§ Текст:
★ ★ ★ ★

Но скучных уроков было немного. Мне повезло: попал в хорошую школу. Когда потом мне говорили, что в школах необходимо ввести «мировоззренческий предмет» (то есть диамат), я никак не мог понять — для чего. Вспоминая свои школьные годы, я ясно вижу, что в каждом предмете до нашего сознания доводилась частица диалектического и материалистического мировоззрения, доводилась ненавязчиво, исподволь, очень убедительно, без какого-либо подобия «демьяновой ухи». Как-то я сказал маме:
— У нас в физическом кабинете висят три портрета…
— Ленина, Рыкова и Сталина? — спросила она.
— Архимеда, Галилея и Ньютона.

★ ★ ★ ★

§ Исходные данные:
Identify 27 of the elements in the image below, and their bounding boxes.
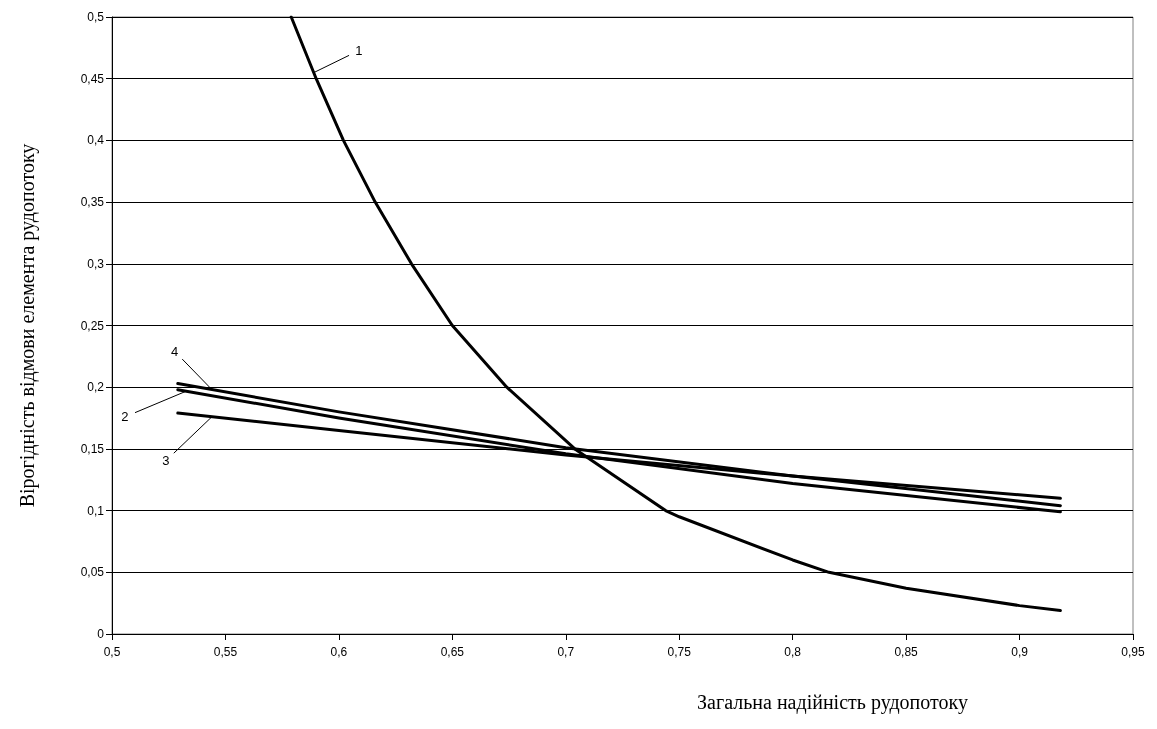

★ ★ ★ ★

§ Что сделать: Выведите дословно фрагмент текста о школьных годах: всё от слов «Но скучных уроков» вниз до слов «Галилея и Ньютона.». Данные никак не связаны с текстом.

§ Ответ на задание:
Но скучных уроков было немного. Мне повезло: попал в хорошую школу. Когда потом мне говорили, что в школах необходимо ввести «мировоззренческий предмет» (то есть диамат), я никак не мог понять — для чего. Вспоминая свои школьные годы, я ясно вижу, что в каждом предмете до нашего сознания доводилась частица диалектического и материалистического мировоззрения, доводилась ненавязчиво, исподволь, очень убедительно, без какого-либо подобия «демьяновой ухи». Как-то я сказал маме:
— У нас в физическом кабинете висят три портрета…
— Ленина, Рыкова и Сталина? — спросила она.
— Архимеда, Галилея и Ньютона.